### EXTRAIT:
□ □ □ □ □

L’Union cycliste internationale est en train de se pencher sur un nouveau problème de sécurité : les cocottes inclinées et les risques liés au système de freinage.
Lors de son congrès annuel, l’Union cycliste internationale (UCI) a dévoilé quelques lignes de son programme pour les prochaines années avec notamment un point de sécurité sur les fameuses cocottes inclinées. Après l’interdiction de mettre les avant-bras sur le cintre comme en contre-la-montre, les coureurs ont petit à petit opté pour une position de manettes leur permettant de transgresser légèrement la règle.
« Une explication a été donnée sur le travail de l’UCI avec l’industrie du cyclisme pour créer un règlement clair concernant l’inclinaison extrême des leviers de frein vers l’intérieur. Le positionnement des leviers avec une inclinaison extrême limite la capacité de freinage des coureurs et constitue une modification du produit au-delà de son utilisation prévue. Ce type de positionnement sera limité en 2024. En 2025, une nouvelle réglementation entrera en vigueur, exigeant le respect des directives d’installation établies par les fabricants de leviers de frein », indique le communiqué de l’UCI.
Le cas Bilbao pointé du doigt par l’UCI ?

□ □ □ □ □

### EXTRAITS DES LIGNES:
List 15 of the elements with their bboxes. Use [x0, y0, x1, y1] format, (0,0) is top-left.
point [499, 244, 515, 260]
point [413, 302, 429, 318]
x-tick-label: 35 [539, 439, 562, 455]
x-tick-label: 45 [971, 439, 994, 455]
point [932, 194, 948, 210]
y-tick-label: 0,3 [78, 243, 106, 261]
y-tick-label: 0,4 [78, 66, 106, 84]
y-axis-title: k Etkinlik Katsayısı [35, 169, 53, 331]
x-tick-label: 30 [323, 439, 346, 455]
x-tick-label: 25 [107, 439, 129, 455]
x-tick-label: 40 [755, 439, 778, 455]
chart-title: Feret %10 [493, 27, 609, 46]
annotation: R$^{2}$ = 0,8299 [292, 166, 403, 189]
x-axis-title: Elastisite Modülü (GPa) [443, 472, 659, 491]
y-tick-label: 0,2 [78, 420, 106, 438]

□ □ □ □ □

### CONSIGNES:
1: Recopiez tout le passage de l’extrait sur les cocottes inclinées, depuis « L’Union cycliste internationale est » jusqu’à « système de freinage. ».
2: D’après l’extrait sur les cocottes inclinées, qu’exigera la nouvelle réglementation qui entrera en vigueur en 2025 ?
Les lignes proviennent d’une autre source.

### RÉPONSES:
1:
L’Union cycliste internationale est en train de se pencher sur un nouveau problème de sécurité : les cocottes inclinées et les risques liés au système de freinage.

2: Elle exigera le respect des directives d’installation établies par les fabricants de leviers de frein.